### Document text
----------
Of course, remember, you need to use OrderedDict because regular Python dictionaries don't keep the original order.

from collections import OrderedDict
a = OrderedDict(sorted(originalDict.items(), key = lambda x: x[1]))

If you do not have Python 2.7 or higher, the best you can do is iterate over the values in a generator function. (There is an OrderedDict for 2.4 and 2.6 here, but

a) I don't know about how well it works 

and

b) You have to download and install it of course. If you do not have administrative access, then I'm afraid the option's out.)

def gen(originalDict):
    for x,y in sorted(zip(originalDict.keys(), originalDict.values()), key = lambda z: z[1]):
        yield (x, y)
    #Yields as a tuple with (key, value). You can iterate with conditional clauses to get what you want. 

for bleh, meh in gen(myDict):
    if bleh == "foo":
        print(myDict[bleh])

You can also print out every value

for bleh, meh in gen(myDict):
    print(bleh,meh)

Please remember to remove the parentheses after print if not using Python 3.0 or above


Technically, dictionaries aren't sequences, and therefore can't be sorted. You can do something like

sorted(a_dictionary.values())

assuming performance isn't a huge deal.


This is the code:

import operator
origin_list = [
    {"name": "foo", "rank": 0, "rofl": 20000},
    {"name": "Silly", "rank": 15, "rofl": 1000},
    {"name": "Baa", "rank": 300, "rofl": 20},
    {"name": "Zoo", "rank": 10, "rofl": 200},
    {"name": "Penguin", "rank": -1, "rofl": 10000}
]
print ">> Original >>"
for foo in origin_list:
    print foo

print "\n>> Rofl sort >>"
for foo in sorted(origin_list, key=operator.itemgetter("rofl")):
    print foo

print "\n>> Rank sort >>"
----------
Stored data entries
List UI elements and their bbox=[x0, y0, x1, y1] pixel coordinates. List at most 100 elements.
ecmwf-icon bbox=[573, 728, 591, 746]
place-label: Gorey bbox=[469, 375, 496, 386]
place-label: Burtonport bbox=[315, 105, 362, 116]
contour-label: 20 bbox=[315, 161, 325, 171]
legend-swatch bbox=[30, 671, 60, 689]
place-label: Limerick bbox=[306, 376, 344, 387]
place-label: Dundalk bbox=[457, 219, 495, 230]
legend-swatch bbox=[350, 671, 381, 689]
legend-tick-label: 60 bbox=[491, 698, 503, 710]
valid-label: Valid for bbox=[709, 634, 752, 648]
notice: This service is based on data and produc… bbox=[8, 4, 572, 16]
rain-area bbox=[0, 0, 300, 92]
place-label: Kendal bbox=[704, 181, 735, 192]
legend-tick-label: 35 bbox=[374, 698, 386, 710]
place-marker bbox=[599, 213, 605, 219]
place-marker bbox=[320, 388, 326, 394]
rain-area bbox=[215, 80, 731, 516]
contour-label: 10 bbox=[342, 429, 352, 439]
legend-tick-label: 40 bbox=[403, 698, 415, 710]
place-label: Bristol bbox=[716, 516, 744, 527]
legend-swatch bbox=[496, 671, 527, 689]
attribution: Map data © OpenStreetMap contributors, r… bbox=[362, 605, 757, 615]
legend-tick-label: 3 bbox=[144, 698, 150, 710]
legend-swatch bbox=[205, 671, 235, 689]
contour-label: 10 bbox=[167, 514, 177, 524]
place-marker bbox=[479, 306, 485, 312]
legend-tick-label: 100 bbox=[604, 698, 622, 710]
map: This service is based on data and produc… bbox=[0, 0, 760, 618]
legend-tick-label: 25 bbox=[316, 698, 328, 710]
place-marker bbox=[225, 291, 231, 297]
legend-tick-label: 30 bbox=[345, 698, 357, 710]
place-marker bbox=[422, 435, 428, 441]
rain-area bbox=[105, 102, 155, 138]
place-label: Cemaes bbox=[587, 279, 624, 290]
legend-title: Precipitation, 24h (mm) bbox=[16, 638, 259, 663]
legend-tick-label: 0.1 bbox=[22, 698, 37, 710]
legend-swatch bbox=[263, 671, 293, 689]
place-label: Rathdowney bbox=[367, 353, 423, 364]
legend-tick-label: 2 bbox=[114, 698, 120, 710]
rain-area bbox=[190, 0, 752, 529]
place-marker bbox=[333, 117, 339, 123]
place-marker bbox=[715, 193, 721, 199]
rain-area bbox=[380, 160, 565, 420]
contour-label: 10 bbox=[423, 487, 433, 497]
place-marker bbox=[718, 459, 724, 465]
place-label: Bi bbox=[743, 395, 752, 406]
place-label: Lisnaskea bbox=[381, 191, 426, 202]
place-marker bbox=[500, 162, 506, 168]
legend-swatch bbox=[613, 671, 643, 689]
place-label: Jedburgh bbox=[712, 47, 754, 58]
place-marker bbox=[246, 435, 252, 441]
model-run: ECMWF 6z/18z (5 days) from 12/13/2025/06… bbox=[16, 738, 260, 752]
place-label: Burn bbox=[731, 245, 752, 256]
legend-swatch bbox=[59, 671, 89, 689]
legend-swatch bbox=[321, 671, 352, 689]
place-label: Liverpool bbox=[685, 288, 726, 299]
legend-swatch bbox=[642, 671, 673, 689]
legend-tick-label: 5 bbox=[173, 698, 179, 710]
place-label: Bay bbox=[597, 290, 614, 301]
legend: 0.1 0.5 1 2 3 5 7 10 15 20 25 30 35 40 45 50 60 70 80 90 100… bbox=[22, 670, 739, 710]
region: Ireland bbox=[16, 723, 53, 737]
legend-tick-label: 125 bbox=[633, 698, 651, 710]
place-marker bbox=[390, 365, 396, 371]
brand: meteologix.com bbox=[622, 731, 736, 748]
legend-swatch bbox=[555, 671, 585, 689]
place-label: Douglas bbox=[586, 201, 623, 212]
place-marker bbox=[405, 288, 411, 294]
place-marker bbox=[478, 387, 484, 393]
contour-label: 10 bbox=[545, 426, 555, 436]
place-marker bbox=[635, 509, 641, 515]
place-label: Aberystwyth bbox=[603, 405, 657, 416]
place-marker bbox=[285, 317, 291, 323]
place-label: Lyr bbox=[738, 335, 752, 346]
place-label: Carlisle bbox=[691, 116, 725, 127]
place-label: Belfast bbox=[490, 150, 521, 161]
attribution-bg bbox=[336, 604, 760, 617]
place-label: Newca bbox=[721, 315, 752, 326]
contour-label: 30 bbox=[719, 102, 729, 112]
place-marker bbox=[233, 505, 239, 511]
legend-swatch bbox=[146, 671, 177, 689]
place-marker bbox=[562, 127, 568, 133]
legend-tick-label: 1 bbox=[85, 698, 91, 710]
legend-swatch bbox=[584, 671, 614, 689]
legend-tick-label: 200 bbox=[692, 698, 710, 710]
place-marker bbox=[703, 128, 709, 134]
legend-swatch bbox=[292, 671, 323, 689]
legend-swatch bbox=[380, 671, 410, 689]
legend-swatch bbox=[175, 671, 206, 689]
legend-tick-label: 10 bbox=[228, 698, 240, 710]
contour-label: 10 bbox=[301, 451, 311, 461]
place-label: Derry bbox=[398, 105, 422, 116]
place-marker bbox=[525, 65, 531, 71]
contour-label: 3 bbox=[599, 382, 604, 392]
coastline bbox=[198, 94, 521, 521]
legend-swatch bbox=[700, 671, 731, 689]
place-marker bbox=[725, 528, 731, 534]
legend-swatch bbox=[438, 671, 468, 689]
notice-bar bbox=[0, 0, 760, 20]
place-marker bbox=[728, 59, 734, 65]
----------
### Problem to work on
Reproduce the text about sorting Python dictionaries word for word, beginning at the words "#Yields as a" and stopping after the words "print(myDict[bleh])". Draw only on the text about sorting Python dictionaries.

### Answer to the problem
#Yields as a tuple with (key, value). You can iterate with conditional clauses to get what you want. 

for bleh, meh in gen(myDict):
    if bleh == "foo":
        print(myDict[bleh])